[Dataset records on visual material]
------------

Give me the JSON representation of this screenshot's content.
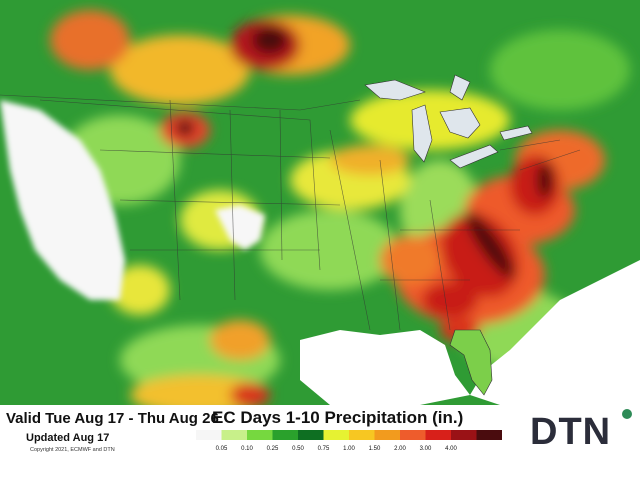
{
  "footer": {
    "valid_text": "Valid Tue Aug 17 - Thu Aug 26",
    "updated_text": "Updated Aug 17",
    "copyright_text": "Copyright 2021, ECMWF and DTN",
    "title": "EC Days 1-10 Precipitation (in.)",
    "brand": "DTN",
    "brand_colors": {
      "text": "#2b2d3a",
      "dot": "#2e8b57"
    }
  },
  "legend": {
    "colors": [
      "#f6f6f6",
      "#c8f08a",
      "#76d83f",
      "#2aa12c",
      "#0e6f22",
      "#e6f232",
      "#f7c722",
      "#f29b1e",
      "#ee5c2c",
      "#d8201a",
      "#9a1216",
      "#4a0c0e"
    ],
    "labels": [
      "0.05",
      "0.10",
      "0.25",
      "0.50",
      "0.75",
      "1.00",
      "1.50",
      "2.00",
      "3.00",
      "4.00"
    ]
  }
}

------------

[Written instruction]:
Repeat the material above in full and exactly, apart from the pictures.

[Finished answer]:
Give me the JSON representation of this screenshot's content.
{
  "footer": {
    "valid_text": "Valid Tue Aug 17 - Thu Aug 26",
    "updated_text": "Updated Aug 17",
    "copyright_text": "Copyright 2021, ECMWF and DTN",
    "title": "EC Days 1-10 Precipitation (in.)",
    "brand": "DTN",
    "brand_colors": {
      "text": "#2b2d3a",
      "dot": "#2e8b57"
    }
  },
  "legend": {
    "colors": [
      "#f6f6f6",
      "#c8f08a",
      "#76d83f",
      "#2aa12c",
      "#0e6f22",
      "#e6f232",
      "#f7c722",
      "#f29b1e",
      "#ee5c2c",
      "#d8201a",
      "#9a1216",
      "#4a0c0e"
    ],
    "labels": [
      "0.05",
      "0.10",
      "0.25",
      "0.50",
      "0.75",
      "1.00",
      "1.50",
      "2.00",
      "3.00",
      "4.00"
    ]
  }
}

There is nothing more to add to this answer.